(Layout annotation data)
** start **

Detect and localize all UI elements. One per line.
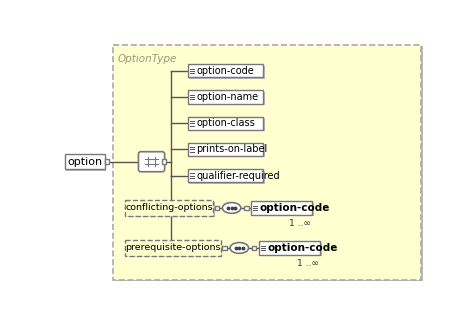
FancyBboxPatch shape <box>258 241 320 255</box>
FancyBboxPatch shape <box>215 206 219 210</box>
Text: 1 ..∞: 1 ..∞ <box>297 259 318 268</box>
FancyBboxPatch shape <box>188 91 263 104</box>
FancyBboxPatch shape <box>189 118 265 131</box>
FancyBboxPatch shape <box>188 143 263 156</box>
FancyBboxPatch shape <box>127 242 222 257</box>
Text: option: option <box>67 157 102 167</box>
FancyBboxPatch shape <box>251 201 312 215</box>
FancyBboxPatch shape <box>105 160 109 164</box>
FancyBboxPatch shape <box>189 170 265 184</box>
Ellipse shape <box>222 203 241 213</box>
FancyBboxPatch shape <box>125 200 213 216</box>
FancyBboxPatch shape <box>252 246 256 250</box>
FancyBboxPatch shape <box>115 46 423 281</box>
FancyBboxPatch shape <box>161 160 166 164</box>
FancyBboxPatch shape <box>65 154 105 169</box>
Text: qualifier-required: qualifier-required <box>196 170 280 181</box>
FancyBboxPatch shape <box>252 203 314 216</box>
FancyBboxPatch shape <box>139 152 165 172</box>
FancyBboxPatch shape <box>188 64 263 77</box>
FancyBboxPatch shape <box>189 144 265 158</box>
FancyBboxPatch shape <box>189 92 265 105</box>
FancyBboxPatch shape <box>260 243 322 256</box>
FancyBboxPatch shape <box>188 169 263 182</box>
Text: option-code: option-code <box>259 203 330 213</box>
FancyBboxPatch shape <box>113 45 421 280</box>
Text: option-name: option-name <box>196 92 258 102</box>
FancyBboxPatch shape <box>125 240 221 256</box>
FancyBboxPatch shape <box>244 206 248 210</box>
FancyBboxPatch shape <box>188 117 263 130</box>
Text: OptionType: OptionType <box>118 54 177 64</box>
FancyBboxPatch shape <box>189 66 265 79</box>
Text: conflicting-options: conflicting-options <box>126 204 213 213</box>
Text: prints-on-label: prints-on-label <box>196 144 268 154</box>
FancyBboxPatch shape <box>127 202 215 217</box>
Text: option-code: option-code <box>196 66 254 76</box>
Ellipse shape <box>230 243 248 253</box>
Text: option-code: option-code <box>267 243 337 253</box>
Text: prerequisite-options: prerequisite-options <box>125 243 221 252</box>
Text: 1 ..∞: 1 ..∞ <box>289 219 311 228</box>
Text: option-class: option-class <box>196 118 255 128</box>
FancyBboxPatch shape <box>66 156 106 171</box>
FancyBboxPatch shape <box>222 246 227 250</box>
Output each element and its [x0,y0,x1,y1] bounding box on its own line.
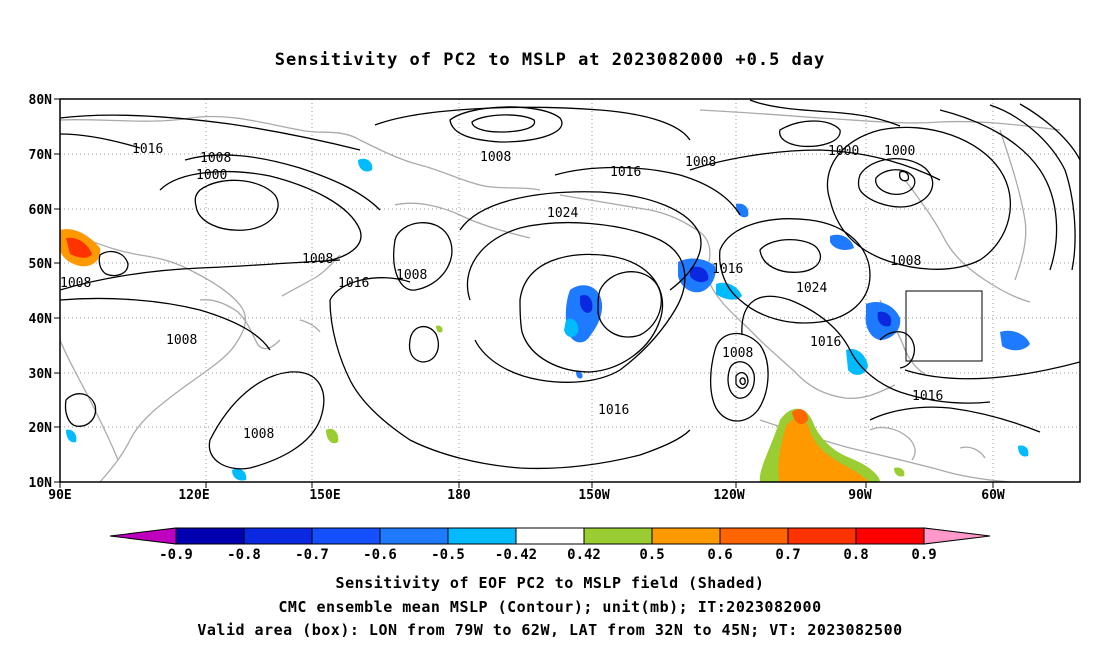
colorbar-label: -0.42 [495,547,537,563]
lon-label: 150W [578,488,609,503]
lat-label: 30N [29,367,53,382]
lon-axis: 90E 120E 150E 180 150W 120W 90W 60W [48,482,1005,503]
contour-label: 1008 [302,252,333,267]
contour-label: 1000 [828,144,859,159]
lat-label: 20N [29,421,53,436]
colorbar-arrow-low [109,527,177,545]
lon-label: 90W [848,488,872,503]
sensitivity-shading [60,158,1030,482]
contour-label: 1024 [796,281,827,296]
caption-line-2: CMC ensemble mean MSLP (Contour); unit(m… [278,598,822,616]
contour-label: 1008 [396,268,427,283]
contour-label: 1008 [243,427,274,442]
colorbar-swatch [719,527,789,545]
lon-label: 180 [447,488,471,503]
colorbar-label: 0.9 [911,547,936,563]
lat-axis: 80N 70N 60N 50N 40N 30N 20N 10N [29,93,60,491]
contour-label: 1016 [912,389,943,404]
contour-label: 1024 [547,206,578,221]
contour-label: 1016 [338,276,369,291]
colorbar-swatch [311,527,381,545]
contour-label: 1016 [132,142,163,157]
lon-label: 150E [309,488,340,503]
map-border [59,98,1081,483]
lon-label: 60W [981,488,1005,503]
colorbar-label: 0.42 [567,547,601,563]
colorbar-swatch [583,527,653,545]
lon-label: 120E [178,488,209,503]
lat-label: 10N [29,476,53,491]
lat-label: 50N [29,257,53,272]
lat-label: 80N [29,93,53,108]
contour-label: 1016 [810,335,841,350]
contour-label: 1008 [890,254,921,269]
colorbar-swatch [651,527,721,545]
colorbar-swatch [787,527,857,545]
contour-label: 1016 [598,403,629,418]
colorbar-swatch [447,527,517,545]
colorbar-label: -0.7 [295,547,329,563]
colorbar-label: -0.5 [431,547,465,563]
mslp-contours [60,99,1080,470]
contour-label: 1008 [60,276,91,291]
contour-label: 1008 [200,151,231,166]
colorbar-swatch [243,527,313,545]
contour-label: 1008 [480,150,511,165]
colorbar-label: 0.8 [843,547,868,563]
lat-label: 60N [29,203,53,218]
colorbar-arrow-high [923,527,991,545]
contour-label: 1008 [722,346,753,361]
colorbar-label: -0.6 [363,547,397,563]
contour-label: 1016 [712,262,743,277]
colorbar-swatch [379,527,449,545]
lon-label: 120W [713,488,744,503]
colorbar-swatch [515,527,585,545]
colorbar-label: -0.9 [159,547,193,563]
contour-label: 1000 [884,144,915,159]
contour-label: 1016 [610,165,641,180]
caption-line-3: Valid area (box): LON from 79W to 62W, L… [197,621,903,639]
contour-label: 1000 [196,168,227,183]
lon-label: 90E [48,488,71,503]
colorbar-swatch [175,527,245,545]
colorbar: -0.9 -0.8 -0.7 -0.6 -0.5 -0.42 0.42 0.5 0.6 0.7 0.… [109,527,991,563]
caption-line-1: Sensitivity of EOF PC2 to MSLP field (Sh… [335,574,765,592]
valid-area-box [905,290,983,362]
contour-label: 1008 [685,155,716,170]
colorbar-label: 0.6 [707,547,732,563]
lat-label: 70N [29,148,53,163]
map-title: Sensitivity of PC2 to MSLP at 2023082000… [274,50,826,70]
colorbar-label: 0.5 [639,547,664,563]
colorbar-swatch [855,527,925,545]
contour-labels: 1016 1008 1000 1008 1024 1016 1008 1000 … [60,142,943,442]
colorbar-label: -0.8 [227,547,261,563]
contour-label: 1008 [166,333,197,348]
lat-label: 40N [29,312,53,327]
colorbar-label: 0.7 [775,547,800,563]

** end **

Prompt: Reproduce every line of the records verbatim, leaving out the pictures.

Worked answer:
Detect and localize all UI elements. One per line.
FancyBboxPatch shape <box>258 241 320 255</box>
FancyBboxPatch shape <box>215 206 219 210</box>
Text: 1 ..∞: 1 ..∞ <box>297 259 318 268</box>
FancyBboxPatch shape <box>188 91 263 104</box>
FancyBboxPatch shape <box>189 118 265 131</box>
FancyBboxPatch shape <box>188 143 263 156</box>
FancyBboxPatch shape <box>127 242 222 257</box>
Text: option: option <box>67 157 102 167</box>
FancyBboxPatch shape <box>251 201 312 215</box>
FancyBboxPatch shape <box>105 160 109 164</box>
FancyBboxPatch shape <box>189 170 265 184</box>
Ellipse shape <box>222 203 241 213</box>
FancyBboxPatch shape <box>125 200 213 216</box>
FancyBboxPatch shape <box>252 246 256 250</box>
FancyBboxPatch shape <box>115 46 423 281</box>
FancyBboxPatch shape <box>161 160 166 164</box>
FancyBboxPatch shape <box>65 154 105 169</box>
Text: qualifier-required: qualifier-required <box>196 170 280 181</box>
FancyBboxPatch shape <box>252 203 314 216</box>
FancyBboxPatch shape <box>139 152 165 172</box>
FancyBboxPatch shape <box>188 64 263 77</box>
FancyBboxPatch shape <box>189 144 265 158</box>
FancyBboxPatch shape <box>189 92 265 105</box>
FancyBboxPatch shape <box>260 243 322 256</box>
FancyBboxPatch shape <box>188 169 263 182</box>
Text: option-code: option-code <box>259 203 330 213</box>
FancyBboxPatch shape <box>113 45 421 280</box>
Text: option-name: option-name <box>196 92 258 102</box>
FancyBboxPatch shape <box>125 240 221 256</box>
FancyBboxPatch shape <box>244 206 248 210</box>
FancyBboxPatch shape <box>188 117 263 130</box>
Text: OptionType: OptionType <box>118 54 177 64</box>
FancyBboxPatch shape <box>189 66 265 79</box>
Text: conflicting-options: conflicting-options <box>126 204 213 213</box>
Text: prints-on-label: prints-on-label <box>196 144 268 154</box>
FancyBboxPatch shape <box>127 202 215 217</box>
Text: option-code: option-code <box>196 66 254 76</box>
Ellipse shape <box>230 243 248 253</box>
Text: option-code: option-code <box>267 243 337 253</box>
Text: prerequisite-options: prerequisite-options <box>125 243 221 252</box>
Text: 1 ..∞: 1 ..∞ <box>289 219 311 228</box>
Text: option-class: option-class <box>196 118 255 128</box>
FancyBboxPatch shape <box>66 156 106 171</box>
FancyBboxPatch shape <box>222 246 227 250</box>
Output each element and its [x0,y0,x1,y1] bounding box on its own line.
colorbar-label: -0.42 [495,547,537,563]
lon-label: 150W [578,488,609,503]
lat-label: 30N [29,367,53,382]
lon-axis: 90E 120E 150E 180 150W 120W 90W 60W [48,482,1005,503]
contour-label: 1008 [302,252,333,267]
contour-label: 1000 [828,144,859,159]
lat-label: 20N [29,421,53,436]
colorbar-arrow-low [109,527,177,545]
lon-label: 90W [848,488,872,503]
sensitivity-shading [60,158,1030,482]
contour-label: 1024 [796,281,827,296]
caption-line-2: CMC ensemble mean MSLP (Contour); unit(m… [278,598,822,616]
contour-label: 1008 [396,268,427,283]
contour-label: 1008 [243,427,274,442]
colorbar-swatch [719,527,789,545]
lon-label: 180 [447,488,471,503]
colorbar-label: 0.9 [911,547,936,563]
lat-axis: 80N 70N 60N 50N 40N 30N 20N 10N [29,93,60,491]
contour-label: 1016 [912,389,943,404]
contour-label: 1024 [547,206,578,221]
contour-label: 1016 [338,276,369,291]
colorbar-swatch [311,527,381,545]
contour-label: 1016 [132,142,163,157]
lon-label: 150E [309,488,340,503]
map-border [59,98,1081,483]
lon-label: 60W [981,488,1005,503]
colorbar-label: 0.42 [567,547,601,563]
colorbar-swatch [583,527,653,545]
lon-label: 120E [178,488,209,503]
lat-label: 10N [29,476,53,491]
lat-label: 50N [29,257,53,272]
lat-label: 80N [29,93,53,108]
contour-label: 1016 [810,335,841,350]
contour-label: 1008 [890,254,921,269]
colorbar-swatch [651,527,721,545]
colorbar-swatch [787,527,857,545]
contour-label: 1016 [598,403,629,418]
colorbar-swatch [447,527,517,545]
colorbar-label: -0.7 [295,547,329,563]
colorbar-label: -0.5 [431,547,465,563]
mslp-contours [60,99,1080,470]
contour-label: 1008 [60,276,91,291]
contour-label: 1008 [200,151,231,166]
colorbar-swatch [243,527,313,545]
contour-label: 1008 [480,150,511,165]
colorbar-label: 0.8 [843,547,868,563]
lat-label: 60N [29,203,53,218]
colorbar-arrow-high [923,527,991,545]
contour-label: 1008 [722,346,753,361]
colorbar-label: -0.6 [363,547,397,563]
contour-label: 1016 [712,262,743,277]
colorbar-swatch [379,527,449,545]
lon-label: 120W [713,488,744,503]
colorbar-swatch [515,527,585,545]
colorbar-label: -0.9 [159,547,193,563]
contour-label: 1000 [884,144,915,159]
contour-label: 1016 [610,165,641,180]
caption-line-3: Valid area (box): LON from 79W to 62W, L… [197,621,903,639]
contour-label: 1000 [196,168,227,183]
lon-label: 90E [48,488,71,503]
colorbar-swatch [175,527,245,545]
colorbar: -0.9 -0.8 -0.7 -0.6 -0.5 -0.42 0.42 0.5 0.6 0.7 0.… [109,527,991,563]
caption-line-1: Sensitivity of EOF PC2 to MSLP field (Sh… [335,574,765,592]
valid-area-box [905,290,983,362]
contour-label: 1008 [685,155,716,170]
colorbar-label: 0.6 [707,547,732,563]
lat-label: 70N [29,148,53,163]
map-title: Sensitivity of PC2 to MSLP at 2023082000… [274,50,826,70]
colorbar-label: 0.5 [639,547,664,563]
colorbar-swatch [855,527,925,545]
contour-labels: 1016 1008 1000 1008 1024 1016 1008 1000 … [60,142,943,442]
colorbar-label: -0.8 [227,547,261,563]
contour-label: 1008 [166,333,197,348]
lat-label: 40N [29,312,53,327]
colorbar-label: 0.7 [775,547,800,563]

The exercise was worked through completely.